INPUT MATERIAL:
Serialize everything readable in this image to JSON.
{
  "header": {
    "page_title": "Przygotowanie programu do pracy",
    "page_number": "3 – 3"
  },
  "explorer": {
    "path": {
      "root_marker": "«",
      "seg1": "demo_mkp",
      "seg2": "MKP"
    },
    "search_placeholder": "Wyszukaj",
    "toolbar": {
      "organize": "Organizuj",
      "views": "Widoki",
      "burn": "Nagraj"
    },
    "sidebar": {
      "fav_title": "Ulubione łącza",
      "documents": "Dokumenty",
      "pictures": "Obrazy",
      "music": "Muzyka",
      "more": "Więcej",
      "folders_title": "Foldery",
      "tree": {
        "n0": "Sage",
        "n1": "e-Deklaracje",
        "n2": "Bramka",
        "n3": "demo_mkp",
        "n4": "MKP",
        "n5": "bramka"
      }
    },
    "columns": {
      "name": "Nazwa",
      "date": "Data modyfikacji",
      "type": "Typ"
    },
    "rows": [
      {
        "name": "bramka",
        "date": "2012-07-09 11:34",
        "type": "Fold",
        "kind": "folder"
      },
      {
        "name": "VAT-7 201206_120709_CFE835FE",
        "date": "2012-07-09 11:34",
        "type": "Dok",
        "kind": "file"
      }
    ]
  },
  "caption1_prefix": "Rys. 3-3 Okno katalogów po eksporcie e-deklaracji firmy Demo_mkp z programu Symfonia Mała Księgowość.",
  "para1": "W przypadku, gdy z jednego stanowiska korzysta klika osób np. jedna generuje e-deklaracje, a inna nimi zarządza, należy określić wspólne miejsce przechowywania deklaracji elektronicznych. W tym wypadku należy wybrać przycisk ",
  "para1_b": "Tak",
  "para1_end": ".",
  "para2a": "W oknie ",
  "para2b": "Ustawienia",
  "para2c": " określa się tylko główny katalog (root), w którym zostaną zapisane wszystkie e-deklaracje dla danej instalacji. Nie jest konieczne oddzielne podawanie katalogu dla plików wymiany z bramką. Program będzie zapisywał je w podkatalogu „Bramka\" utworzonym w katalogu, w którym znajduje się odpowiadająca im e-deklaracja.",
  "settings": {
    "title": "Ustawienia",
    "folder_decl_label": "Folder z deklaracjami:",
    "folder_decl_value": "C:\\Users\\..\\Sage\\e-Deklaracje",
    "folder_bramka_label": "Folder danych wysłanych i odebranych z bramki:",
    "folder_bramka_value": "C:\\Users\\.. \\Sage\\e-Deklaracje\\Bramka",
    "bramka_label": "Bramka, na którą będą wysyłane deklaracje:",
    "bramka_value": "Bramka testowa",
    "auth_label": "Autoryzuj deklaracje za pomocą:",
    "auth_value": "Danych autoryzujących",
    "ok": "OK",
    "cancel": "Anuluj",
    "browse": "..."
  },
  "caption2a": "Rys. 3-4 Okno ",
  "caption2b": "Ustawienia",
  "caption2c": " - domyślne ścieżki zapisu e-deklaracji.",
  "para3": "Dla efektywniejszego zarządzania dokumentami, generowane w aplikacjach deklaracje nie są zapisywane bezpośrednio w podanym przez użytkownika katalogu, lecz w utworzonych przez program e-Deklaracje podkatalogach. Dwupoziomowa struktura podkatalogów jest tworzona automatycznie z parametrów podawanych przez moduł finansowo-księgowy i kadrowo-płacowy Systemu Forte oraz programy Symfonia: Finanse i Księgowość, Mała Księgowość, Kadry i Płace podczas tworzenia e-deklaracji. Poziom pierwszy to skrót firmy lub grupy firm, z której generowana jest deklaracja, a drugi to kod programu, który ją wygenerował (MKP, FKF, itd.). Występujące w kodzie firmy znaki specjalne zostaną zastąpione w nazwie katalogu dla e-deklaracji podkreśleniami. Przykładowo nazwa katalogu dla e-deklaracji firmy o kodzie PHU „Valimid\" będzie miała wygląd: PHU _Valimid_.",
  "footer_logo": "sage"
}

WHAT YOU ARE ASKED TO DO:
Search the lines for "Symfonia". Copy each line that has it.

COMPLETED TASK:
  "caption1_prefix": "Rys. 3-3 Okno katalogów po eksporcie e-deklaracji firmy Demo_mkp z programu Symfonia Mała Księgowość.",
  "para3": "Dla efektywniejszego zarządzania dokumentami, generowane w aplikacjach deklaracje nie są zapisywane bezpośrednio w podanym przez użytkownika katalogu, lecz w utworzonych przez program e-Deklaracje podkatalogach. Dwupoziomowa struktura podkatalogów jest tworzona automatycznie z parametrów podawanych przez moduł finansowo-księgowy i kadrowo-płacowy Systemu Forte oraz programy Symfonia: Finanse i Księgowość, Mała Księgowość, Kadry i Płace podczas tworzenia e-deklaracji. Poziom pierwszy to skrót firmy lub grupy firm, z której generowana jest deklaracja, a drugi to kod programu, który ją wygenerował (MKP, FKF, itd.). Występujące w kodzie firmy znaki specjalne zostaną zastąpione w nazwie katalogu dla e-deklaracji podkreśleniami. Przykładowo nazwa katalogu dla e-deklaracji firmy o kodzie PHU „Valimid\" będzie miała wygląd: PHU _Valimid_.",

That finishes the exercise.